== Prompt ==
Identify every line in the records below that contains the word "body", and reproduce each one.

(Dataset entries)

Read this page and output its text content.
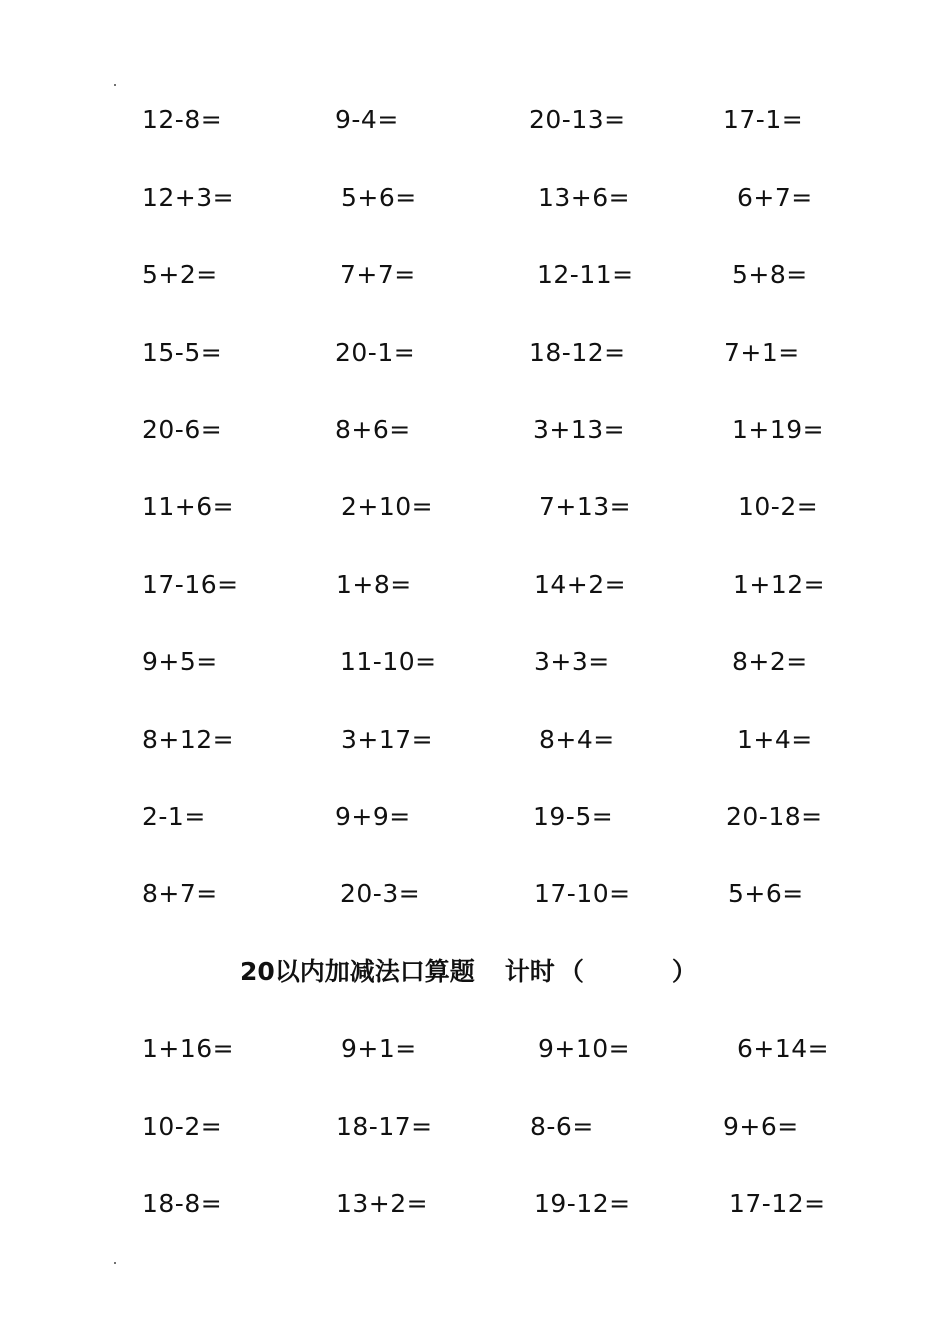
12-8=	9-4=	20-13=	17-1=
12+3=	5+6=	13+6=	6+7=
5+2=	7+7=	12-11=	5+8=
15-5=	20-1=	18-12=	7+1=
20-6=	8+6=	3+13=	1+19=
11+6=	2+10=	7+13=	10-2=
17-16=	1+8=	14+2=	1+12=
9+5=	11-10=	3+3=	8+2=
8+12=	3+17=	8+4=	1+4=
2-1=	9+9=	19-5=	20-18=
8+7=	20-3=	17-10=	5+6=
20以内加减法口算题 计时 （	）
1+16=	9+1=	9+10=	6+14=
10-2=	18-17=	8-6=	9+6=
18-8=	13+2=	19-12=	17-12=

--

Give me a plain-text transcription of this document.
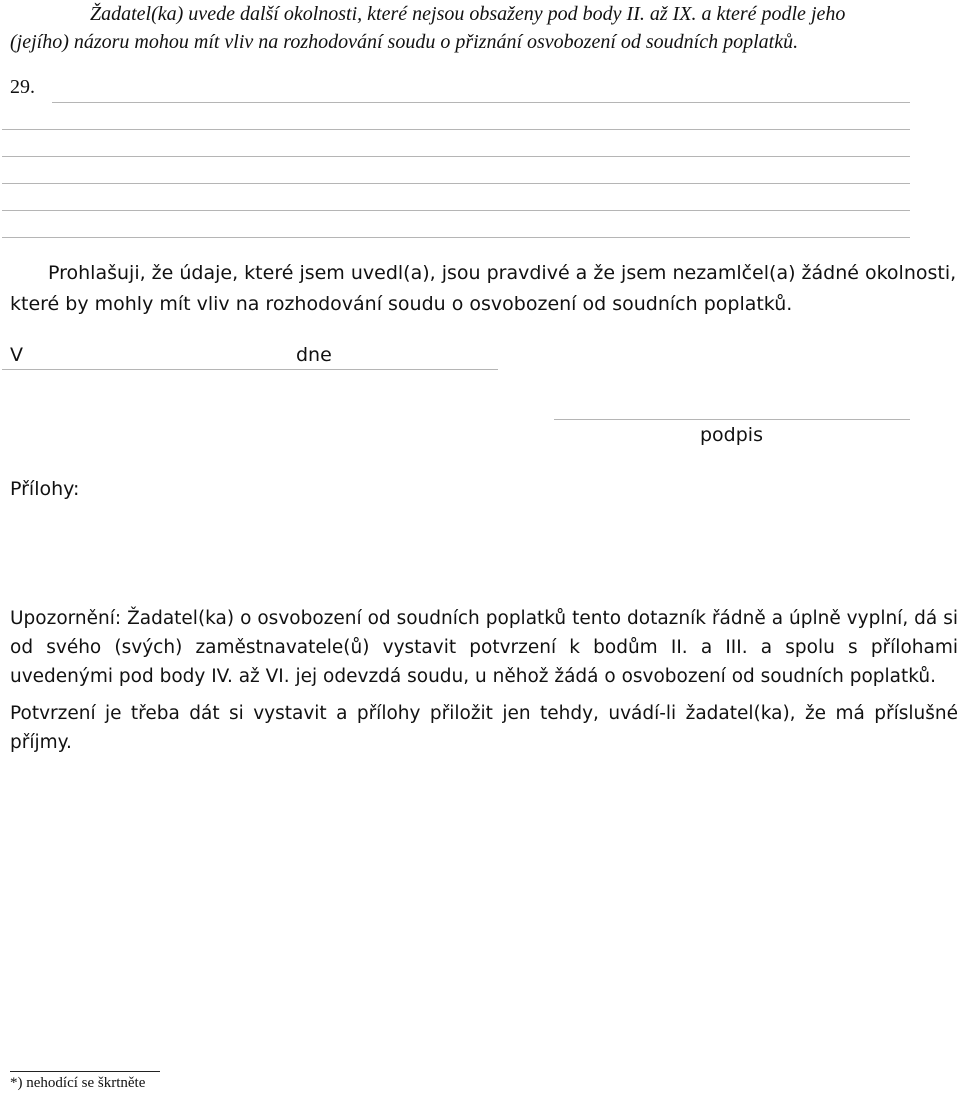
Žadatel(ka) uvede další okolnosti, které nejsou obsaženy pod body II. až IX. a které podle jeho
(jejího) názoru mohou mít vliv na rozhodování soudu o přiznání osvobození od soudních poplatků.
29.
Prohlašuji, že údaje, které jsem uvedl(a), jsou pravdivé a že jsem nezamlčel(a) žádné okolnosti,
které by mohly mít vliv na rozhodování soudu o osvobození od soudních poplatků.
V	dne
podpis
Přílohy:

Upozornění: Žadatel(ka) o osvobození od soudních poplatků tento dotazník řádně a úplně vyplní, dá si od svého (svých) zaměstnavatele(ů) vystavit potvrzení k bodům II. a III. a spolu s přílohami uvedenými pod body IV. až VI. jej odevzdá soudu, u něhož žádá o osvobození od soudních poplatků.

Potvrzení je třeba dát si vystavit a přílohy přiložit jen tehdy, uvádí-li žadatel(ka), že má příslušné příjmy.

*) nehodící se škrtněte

== Expected answer ==
Žadatel(ka) uvede další okolnosti, které nejsou obsaženy pod body II. až IX. a které podle jeho
Upozornění: Žadatel(ka) o osvobození od soudních poplatků tento dotazník řádně a úplně vyplní, dá si od svého (svých) zaměstnavatele(ů) vystavit potvrzení k bodům II. a III. a spolu s přílohami uvedenými pod body IV. až VI. jej odevzdá soudu, u něhož žádá o osvobození od soudních poplatků.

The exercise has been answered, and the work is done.